→ **DATA FOR THIS TASK**:
►
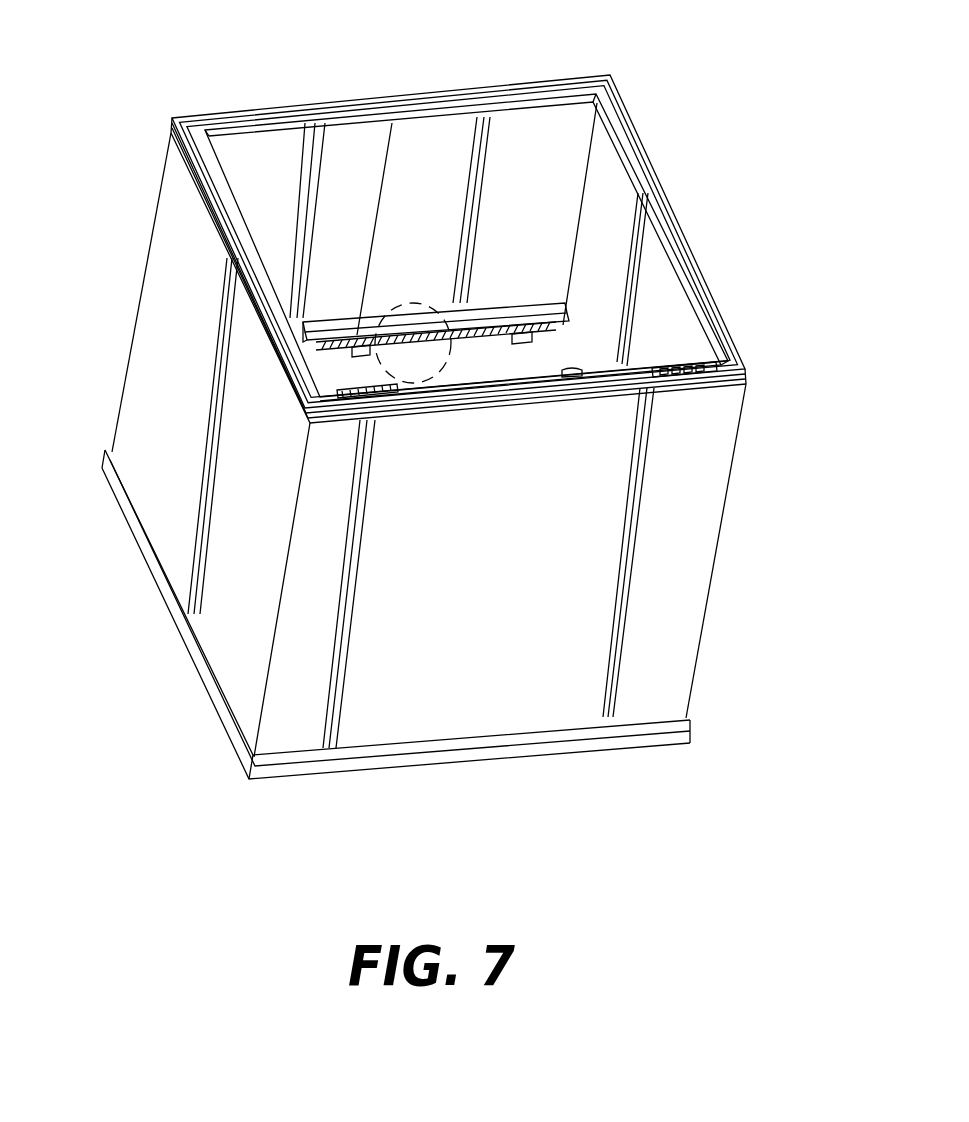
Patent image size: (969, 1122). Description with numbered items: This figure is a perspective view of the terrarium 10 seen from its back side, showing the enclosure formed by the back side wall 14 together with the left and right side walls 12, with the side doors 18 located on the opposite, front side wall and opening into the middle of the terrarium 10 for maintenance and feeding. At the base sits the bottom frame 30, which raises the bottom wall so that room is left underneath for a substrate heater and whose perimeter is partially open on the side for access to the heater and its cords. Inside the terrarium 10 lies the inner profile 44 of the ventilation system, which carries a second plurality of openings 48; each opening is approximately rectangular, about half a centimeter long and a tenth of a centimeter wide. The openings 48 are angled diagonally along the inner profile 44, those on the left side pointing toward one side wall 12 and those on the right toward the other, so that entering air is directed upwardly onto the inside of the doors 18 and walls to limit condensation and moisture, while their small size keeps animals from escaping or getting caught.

The terrarium 10 is at (662, 42).
The left and right side walls 12 is at (165, 312).
The back side wall 14 is at (660, 635).
The side doors 18 is at (297, 134).
The bottom frame 30 is at (240, 768).
The inner profile 44 is at (560, 320).
The second plurality of openings 48 is at (360, 330).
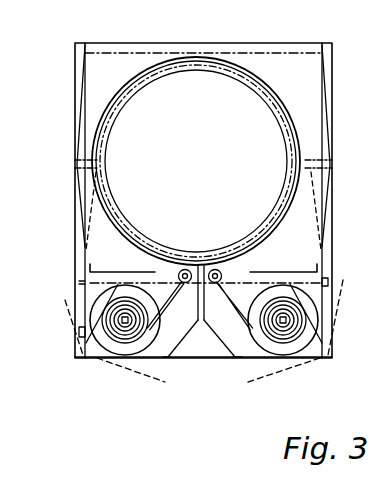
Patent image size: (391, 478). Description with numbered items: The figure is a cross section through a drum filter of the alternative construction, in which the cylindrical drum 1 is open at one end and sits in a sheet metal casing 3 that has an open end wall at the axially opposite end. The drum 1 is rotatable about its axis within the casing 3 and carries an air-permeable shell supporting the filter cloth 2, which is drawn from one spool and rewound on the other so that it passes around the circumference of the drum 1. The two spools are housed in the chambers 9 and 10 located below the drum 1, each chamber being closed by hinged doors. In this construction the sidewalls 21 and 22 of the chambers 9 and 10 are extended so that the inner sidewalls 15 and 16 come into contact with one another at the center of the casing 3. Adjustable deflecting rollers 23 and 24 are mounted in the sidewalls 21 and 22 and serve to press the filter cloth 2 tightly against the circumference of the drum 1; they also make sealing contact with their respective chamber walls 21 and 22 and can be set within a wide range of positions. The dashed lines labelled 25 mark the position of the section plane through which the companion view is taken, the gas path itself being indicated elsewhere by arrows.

The cylindrical drum 1 is at (238, 80).
The filter cloth 2 is at (187, 301).
The casing 3 is at (80, 133).
The chamber 9 is at (97, 359).
The chamber 10 is at (319, 359).
The sidewall 15 is at (183, 359).
The sidewall 16 is at (229, 359).
The sidewall 21 is at (300, 272).
The sidewall 22 is at (112, 272).
The adjustable deflecting roller 23 is at (178, 251).
The adjustable deflecting roller 24 is at (218, 263).
The section line 25 is at (202, 335).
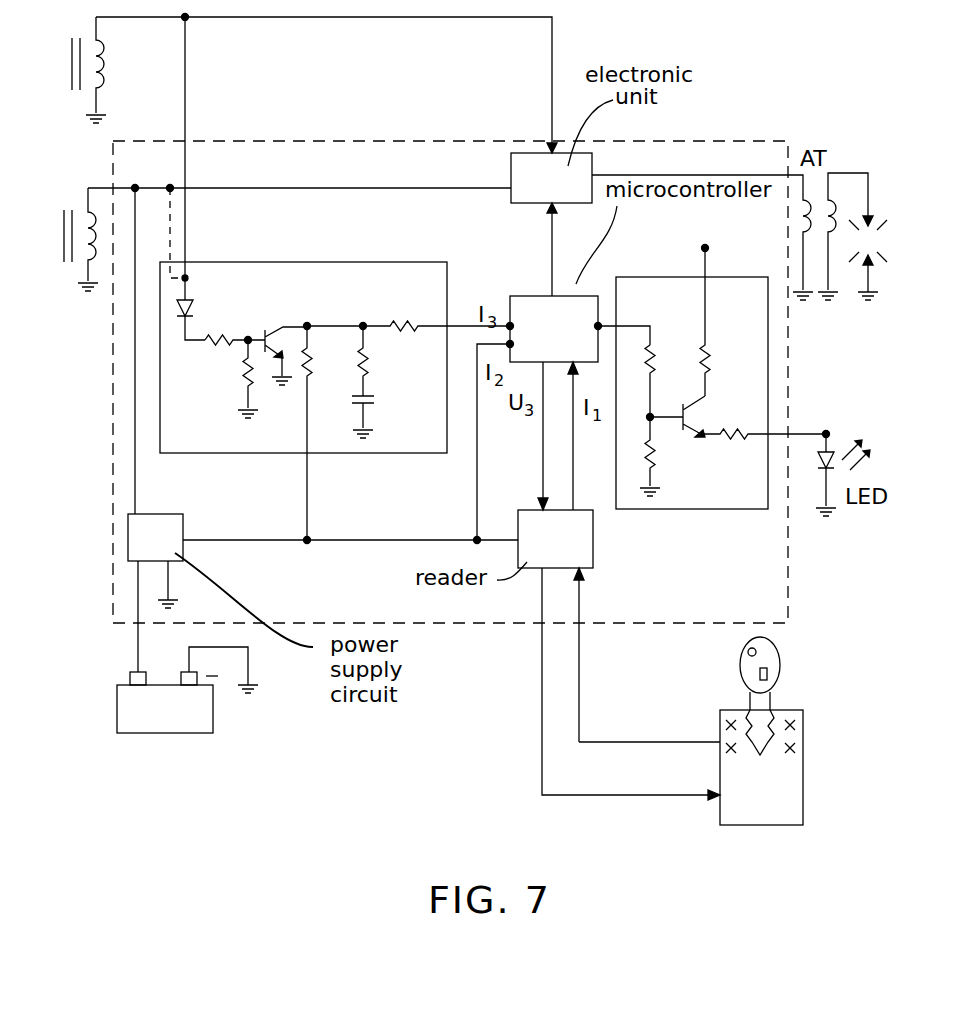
◄
→ **OBJECTIVE**: Reproduce the material above with each "Patent image size" renamed to "Drawing size". Leave everything else unchanged and omit the pictures.

→ **CORRECT RESPONSE**:
Drawing size: (969, 1122). Description with numbered items: This figure is a perspective view of the terrarium 10 seen from its back side, showing the enclosure formed by the back side wall 14 together with the left and right side walls 12, with the side doors 18 located on the opposite, front side wall and opening into the middle of the terrarium 10 for maintenance and feeding. At the base sits the bottom frame 30, which raises the bottom wall so that room is left underneath for a substrate heater and whose perimeter is partially open on the side for access to the heater and its cords. Inside the terrarium 10 lies the inner profile 44 of the ventilation system, which carries a second plurality of openings 48; each opening is approximately rectangular, about half a centimeter long and a tenth of a centimeter wide. The openings 48 are angled diagonally along the inner profile 44, those on the left side pointing toward one side wall 12 and those on the right toward the other, so that entering air is directed upwardly onto the inside of the doors 18 and walls to limit condensation and moisture, while their small size keeps animals from escaping or getting caught.

The terrarium 10 is at (662, 42).
The left and right side walls 12 is at (165, 312).
The back side wall 14 is at (660, 635).
The side doors 18 is at (297, 134).
The bottom frame 30 is at (240, 768).
The inner profile 44 is at (560, 320).
The second plurality of openings 48 is at (360, 330).
Drawing size: (391, 478). Description with numbered items: The figure is a cross section through a drum filter of the alternative construction, in which the cylindrical drum 1 is open at one end and sits in a sheet metal casing 3 that has an open end wall at the axially opposite end. The drum 1 is rotatable about its axis within the casing 3 and carries an air-permeable shell supporting the filter cloth 2, which is drawn from one spool and rewound on the other so that it passes around the circumference of the drum 1. The two spools are housed in the chambers 9 and 10 located below the drum 1, each chamber being closed by hinged doors. In this construction the sidewalls 21 and 22 of the chambers 9 and 10 are extended so that the inner sidewalls 15 and 16 come into contact with one another at the center of the casing 3. Adjustable deflecting rollers 23 and 24 are mounted in the sidewalls 21 and 22 and serve to press the filter cloth 2 tightly against the circumference of the drum 1; they also make sealing contact with their respective chamber walls 21 and 22 and can be set within a wide range of positions. The dashed lines labelled 25 mark the position of the section plane through which the companion view is taken, the gas path itself being indicated elsewhere by arrows.

The cylindrical drum 1 is at (238, 80).
The filter cloth 2 is at (187, 301).
The casing 3 is at (80, 133).
The chamber 9 is at (97, 359).
The chamber 10 is at (319, 359).
The sidewall 15 is at (183, 359).
The sidewall 16 is at (229, 359).
The sidewall 21 is at (300, 272).
The sidewall 22 is at (112, 272).
The adjustable deflecting roller 23 is at (178, 251).
The adjustable deflecting roller 24 is at (218, 263).
The section line 25 is at (202, 335).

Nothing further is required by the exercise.